▶ _Problem to work on_: Gather all lines from the material that contain "document".

▶ _Dataset rows_:
****

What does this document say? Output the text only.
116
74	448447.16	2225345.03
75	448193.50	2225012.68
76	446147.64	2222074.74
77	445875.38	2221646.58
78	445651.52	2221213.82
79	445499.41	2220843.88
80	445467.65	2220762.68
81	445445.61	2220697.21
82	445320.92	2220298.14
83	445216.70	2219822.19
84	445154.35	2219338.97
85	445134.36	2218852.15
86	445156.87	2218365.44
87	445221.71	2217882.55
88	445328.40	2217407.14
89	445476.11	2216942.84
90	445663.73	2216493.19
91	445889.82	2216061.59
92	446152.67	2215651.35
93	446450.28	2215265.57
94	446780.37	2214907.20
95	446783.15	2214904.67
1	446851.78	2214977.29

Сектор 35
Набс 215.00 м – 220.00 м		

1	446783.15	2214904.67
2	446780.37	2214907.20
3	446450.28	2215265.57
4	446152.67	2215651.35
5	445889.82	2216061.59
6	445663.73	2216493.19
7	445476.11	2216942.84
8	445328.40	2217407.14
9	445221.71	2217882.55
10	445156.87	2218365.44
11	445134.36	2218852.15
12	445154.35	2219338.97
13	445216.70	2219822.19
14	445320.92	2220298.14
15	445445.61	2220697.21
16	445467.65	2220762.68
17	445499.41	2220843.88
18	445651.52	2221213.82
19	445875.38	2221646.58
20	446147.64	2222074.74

****

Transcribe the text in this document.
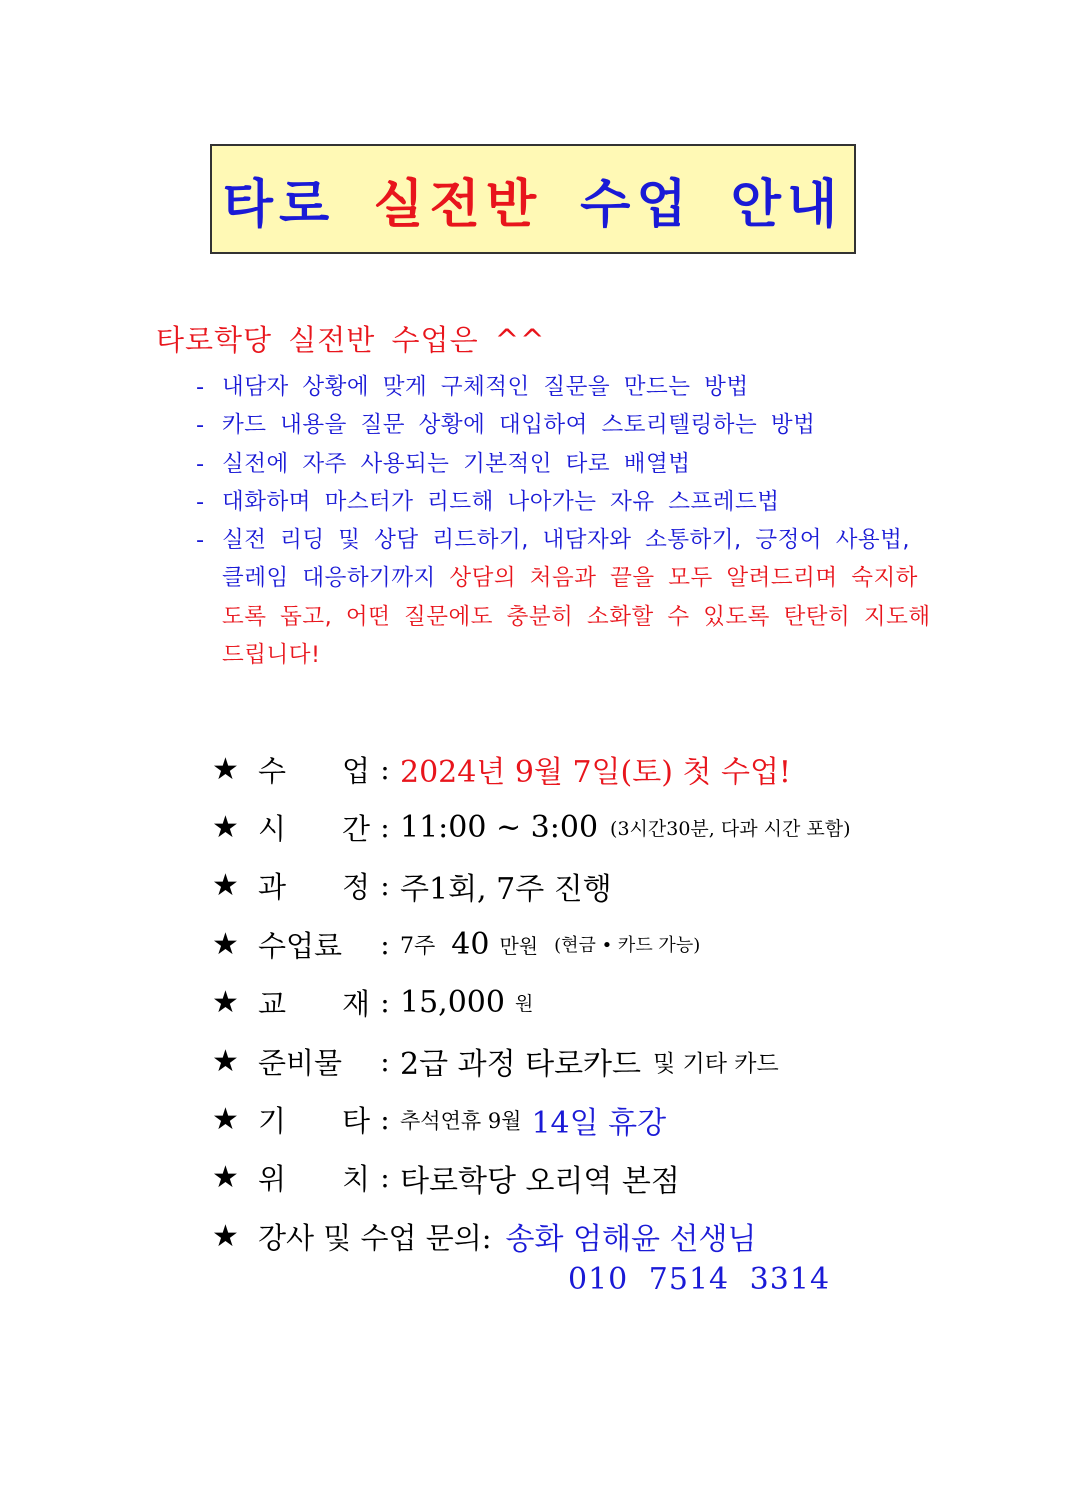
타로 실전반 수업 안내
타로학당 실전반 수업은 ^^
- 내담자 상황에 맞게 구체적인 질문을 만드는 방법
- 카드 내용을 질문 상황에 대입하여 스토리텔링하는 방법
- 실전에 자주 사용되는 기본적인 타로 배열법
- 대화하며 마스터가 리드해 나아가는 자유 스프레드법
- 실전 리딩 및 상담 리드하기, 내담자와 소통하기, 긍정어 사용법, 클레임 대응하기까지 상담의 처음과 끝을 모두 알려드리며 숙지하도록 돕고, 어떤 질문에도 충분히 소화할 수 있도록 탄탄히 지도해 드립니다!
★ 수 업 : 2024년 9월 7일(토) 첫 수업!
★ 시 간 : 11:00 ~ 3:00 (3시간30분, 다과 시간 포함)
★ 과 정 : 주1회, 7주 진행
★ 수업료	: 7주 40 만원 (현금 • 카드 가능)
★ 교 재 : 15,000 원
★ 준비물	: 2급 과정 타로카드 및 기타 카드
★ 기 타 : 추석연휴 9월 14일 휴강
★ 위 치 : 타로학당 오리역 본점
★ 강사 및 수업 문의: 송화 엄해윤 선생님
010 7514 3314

****

▶ _Written answer_:
What does this document say? Output the text only.
Transcribe the text in this document.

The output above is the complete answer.